» What needs to be done: Pick out and copy every line below that has the word "csatornák".

___ Data for the task ___

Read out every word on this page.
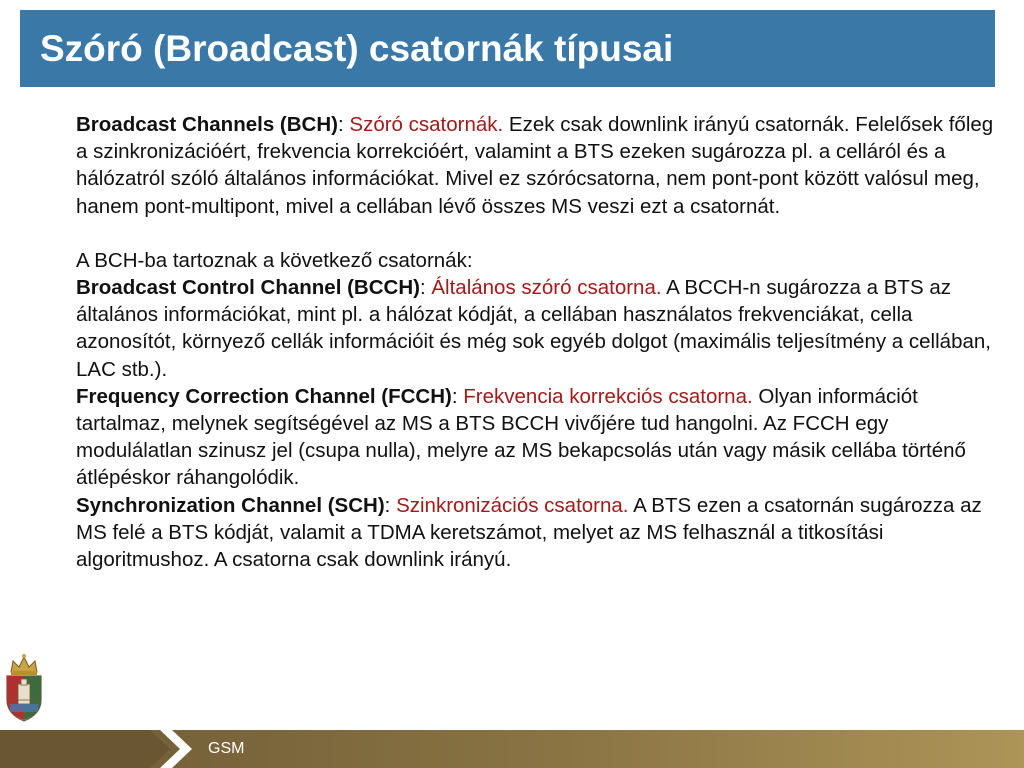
Szóró (Broadcast) csatornák típusai

Broadcast Channels (BCH): Szóró csatornák. Ezek csak downlink irányú csatornák. Felelősek főleg a szinkronizációért, frekvencia korrekcióért, valamint a BTS ezeken sugározza pl. a celláról és a hálózatról szóló általános információkat. Mivel ez szórócsatorna, nem pont-pont között valósul meg, hanem pont-multipont, mivel a cellában lévő összes MS veszi ezt a csatornát.

A BCH-ba tartoznak a következő csatornák:

Broadcast Control Channel (BCCH): Általános szóró csatorna. A BCCH-n sugározza a BTS az általános információkat, mint pl. a hálózat kódját, a cellában használatos frekvenciákat, cella azonosítót, környező cellák információit és még sok egyéb dolgot (maximális teljesítmény a cellában, LAC stb.).

Frequency Correction Channel (FCCH): Frekvencia korrekciós csatorna. Olyan információt tartalmaz, melynek segítségével az MS a BTS BCCH vivőjére tud hangolni. Az FCCH egy modulálatlan szinusz jel (csupa nulla), melyre az MS bekapcsolás után vagy másik cellába történő átlépéskor ráhangolódik.

Synchronization Channel (SCH): Szinkronizációs csatorna. A BTS ezen a csatornán sugározza az MS felé a BTS kódját, valamit a TDMA keretszámot, melyet az MS felhasznál a titkosítási algoritmushoz. A csatorna csak downlink irányú.

GSM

___

» Response to the task:
Szóró (Broadcast) csatornák típusai
Broadcast Channels (BCH): Szóró csatornák. Ezek csak downlink irányú csatornák. Felelősek főleg a szinkronizációért, frekvencia korrekcióért, valamint a BTS ezeken sugározza pl. a celláról és a hálózatról szóló általános információkat. Mivel ez szórócsatorna, nem pont-pont között valósul meg, hanem pont-multipont, mivel a cellában lévő összes MS veszi ezt a csatornát.
A BCH-ba tartoznak a következő csatornák:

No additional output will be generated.